* **TASK OBJECTIVE**
Transcribe every entry word for word. Skip the pictures.

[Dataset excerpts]

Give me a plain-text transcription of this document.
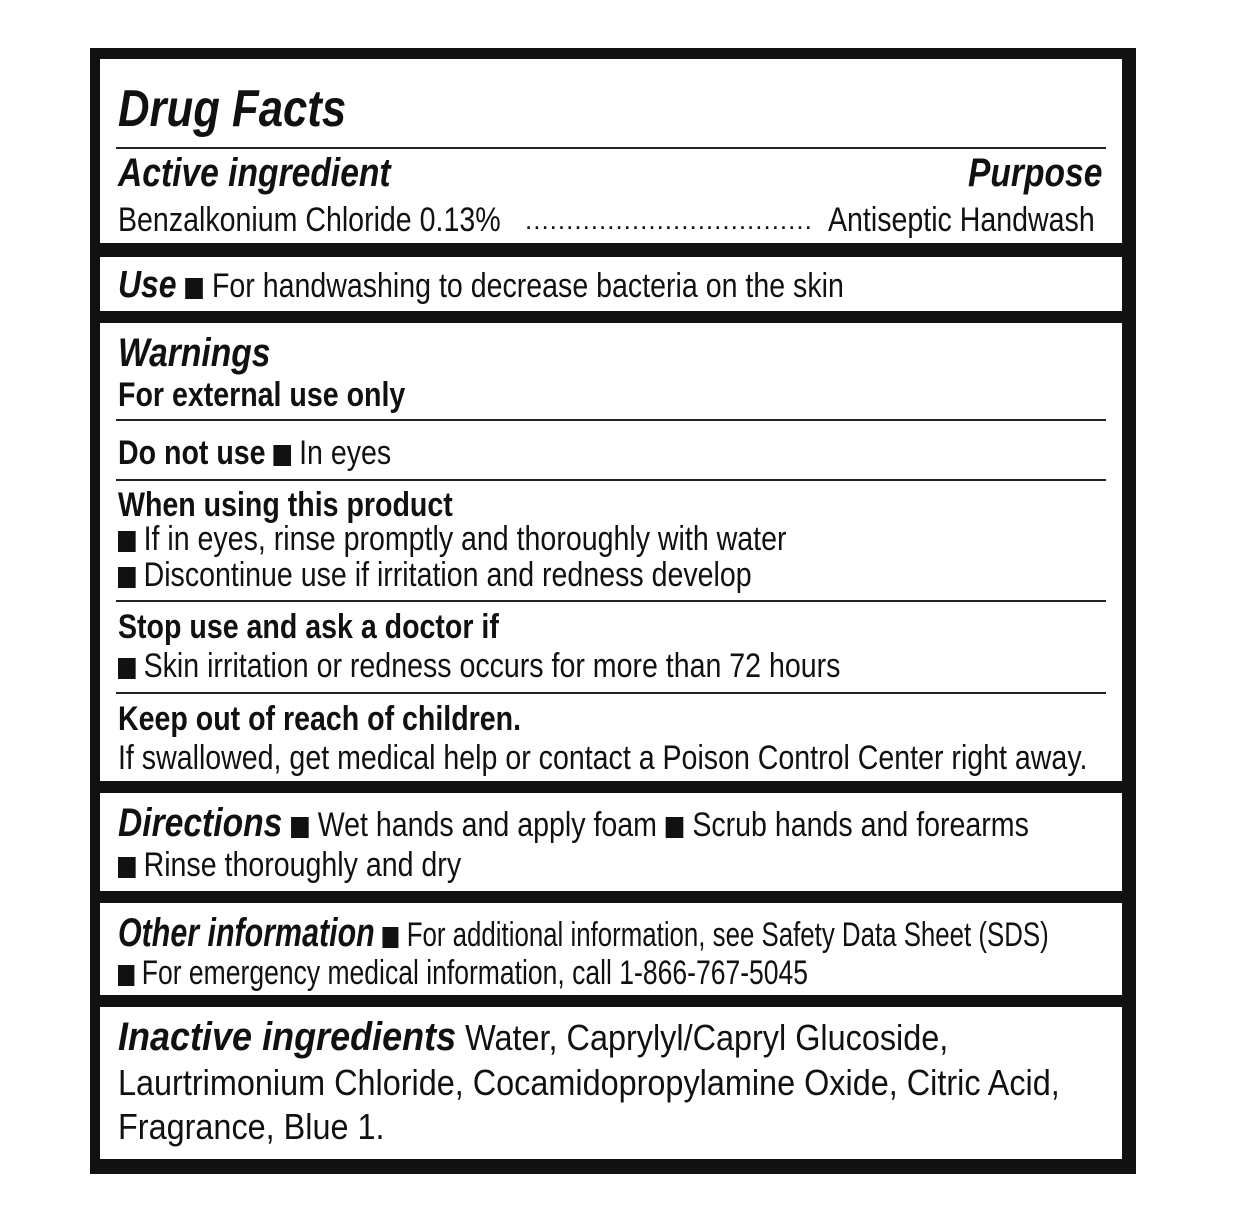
Drug Facts
Active ingredient	Purpose
Benzalkonium Chloride 0.13% ................................... Antiseptic Handwash
Use For handwashing to decrease bacteria on the skin
Warnings
For external use only
Do not use In eyes
When using this product
If in eyes, rinse promptly and thoroughly with water
Discontinue use if irritation and redness develop
Stop use and ask a doctor if
Skin irritation or redness occurs for more than 72 hours
Keep out of reach of children.
If swallowed, get medical help or contact a Poison Control Center right away.
Directions Wet hands and apply foam Scrub hands and forearms
Rinse thoroughly and dry
Other information For additional information, see Safety Data Sheet (SDS)
For emergency medical information, call 1-866-767-5045
Inactive ingredients Water, Caprylyl/Capryl Glucoside,
Laurtrimonium Chloride, Cocamidopropylamine Oxide, Citric Acid,
Fragrance, Blue 1.
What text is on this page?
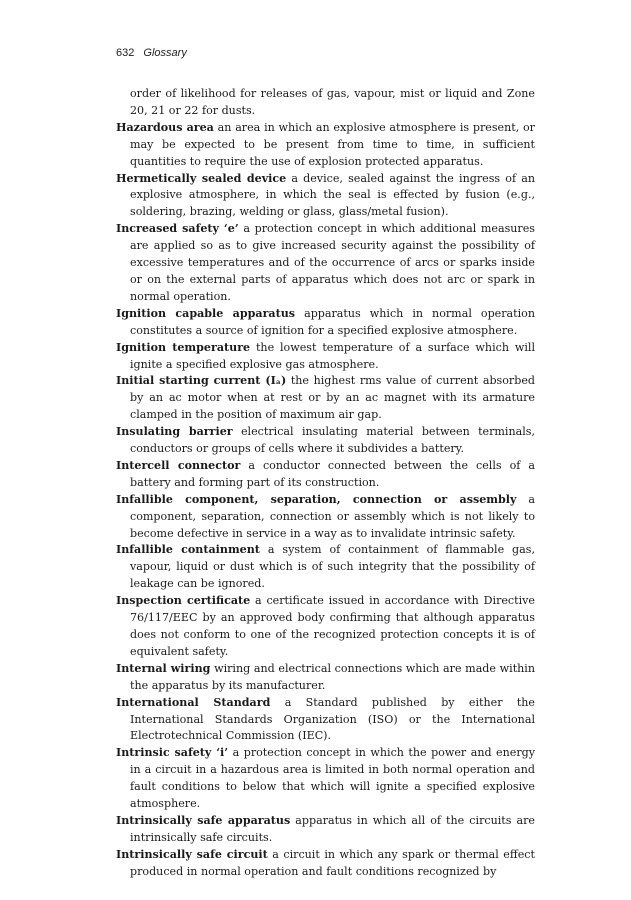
632 Glossary

order of likelihood for releases of gas, vapour, mist or liquid and Zone 20, 21 or 22 for dusts.

Hazardous area an area in which an explosive atmosphere is present, or may be expected to be present from time to time, in sufficient quantities to require the use of explosion protected apparatus.

Hermetically sealed device a device, sealed against the ingress of an explosive atmosphere, in which the seal is effected by fusion (e.g., soldering, brazing, welding or glass, glass/metal fusion).

Increased safety ‘e’ a protection concept in which additional measures are applied so as to give increased security against the possibility of excessive temperatures and of the occurrence of arcs or sparks inside or on the external parts of apparatus which does not arc or spark in normal operation.

Ignition capable apparatus apparatus which in normal operation constitutes a source of ignition for a specified explosive atmosphere.

Ignition temperature the lowest temperature of a surface which will ignite a specified explosive gas atmosphere.

Initial starting current (Iₐ) the highest rms value of current absorbed by an ac motor when at rest or by an ac magnet with its armature clamped in the position of maximum air gap.

Insulating barrier electrical insulating material between terminals, conductors or groups of cells where it subdivides a battery.

Intercell connector a conductor connected between the cells of a battery and forming part of its construction.

Infallible component, separation, connection or assembly a component, separation, connection or assembly which is not likely to become defective in service in a way as to invalidate intrinsic safety.

Infallible containment a system of containment of flammable gas, vapour, liquid or dust which is of such integrity that the possibility of leakage can be ignored.

Inspection certificate a certificate issued in accordance with Directive 76/117/EEC by an approved body confirming that although apparatus does not conform to one of the recognized protection concepts it is of equivalent safety.

Internal wiring wiring and electrical connections which are made within the apparatus by its manufacturer.

International Standard a Standard published by either the International Standards Organization (ISO) or the International Electrotechnical Commission (IEC).

Intrinsic safety ‘i’ a protection concept in which the power and energy in a circuit in a hazardous area is limited in both normal operation and fault conditions to below that which will ignite a specified explosive atmosphere.

Intrinsically safe apparatus apparatus in which all of the circuits are intrinsically safe circuits.

Intrinsically safe circuit a circuit in which any spark or thermal effect produced in normal operation and fault conditions recognized by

* **ANSWER SECTION**
Give me a plain-text transcription of this document.
Drug Facts
Active ingredient	Purpose
Benzalkonium Chloride 0.13% ................................... Antiseptic Handwash
Use For handwashing to decrease bacteria on the skin
Warnings
For external use only
Do not use In eyes
When using this product
If in eyes, rinse promptly and thoroughly with water
Discontinue use if irritation and redness develop
Stop use and ask a doctor if
Skin irritation or redness occurs for more than 72 hours
Keep out of reach of children.
If swallowed, get medical help or contact a Poison Control Center right away.
Directions Wet hands and apply foam Scrub hands and forearms
Rinse thoroughly and dry
Other information For additional information, see Safety Data Sheet (SDS)
For emergency medical information, call 1-866-767-5045
Inactive ingredients Water, Caprylyl/Capryl Glucoside,
Laurtrimonium Chloride, Cocamidopropylamine Oxide, Citric Acid,
Fragrance, Blue 1.
What text is on this page?
632 Glossary

order of likelihood for releases of gas, vapour, mist or liquid and Zone 20, 21 or 22 for dusts.

Hazardous area an area in which an explosive atmosphere is present, or may be expected to be present from time to time, in sufficient quantities to require the use of explosion protected apparatus.

Hermetically sealed device a device, sealed against the ingress of an explosive atmosphere, in which the seal is effected by fusion (e.g., soldering, brazing, welding or glass, glass/metal fusion).

Increased safety ‘e’ a protection concept in which additional measures are applied so as to give increased security against the possibility of excessive temperatures and of the occurrence of arcs or sparks inside or on the external parts of apparatus which does not arc or spark in normal operation.

Ignition capable apparatus apparatus which in normal operation constitutes a source of ignition for a specified explosive atmosphere.

Ignition temperature the lowest temperature of a surface which will ignite a specified explosive gas atmosphere.

Initial starting current (Iₐ) the highest rms value of current absorbed by an ac motor when at rest or by an ac magnet with its armature clamped in the position of maximum air gap.

Insulating barrier electrical insulating material between terminals, conductors or groups of cells where it subdivides a battery.

Intercell connector a conductor connected between the cells of a battery and forming part of its construction.

Infallible component, separation, connection or assembly a component, separation, connection or assembly which is not likely to become defective in service in a way as to invalidate intrinsic safety.

Infallible containment a system of containment of flammable gas, vapour, liquid or dust which is of such integrity that the possibility of leakage can be ignored.

Inspection certificate a certificate issued in accordance with Directive 76/117/EEC by an approved body confirming that although apparatus does not conform to one of the recognized protection concepts it is of equivalent safety.

Internal wiring wiring and electrical connections which are made within the apparatus by its manufacturer.

International Standard a Standard published by either the International Standards Organization (ISO) or the International Electrotechnical Commission (IEC).

Intrinsic safety ‘i’ a protection concept in which the power and energy in a circuit in a hazardous area is limited in both normal operation and fault conditions to below that which will ignite a specified explosive atmosphere.

Intrinsically safe apparatus apparatus in which all of the circuits are intrinsically safe circuits.

Intrinsically safe circuit a circuit in which any spark or thermal effect produced in normal operation and fault conditions recognized by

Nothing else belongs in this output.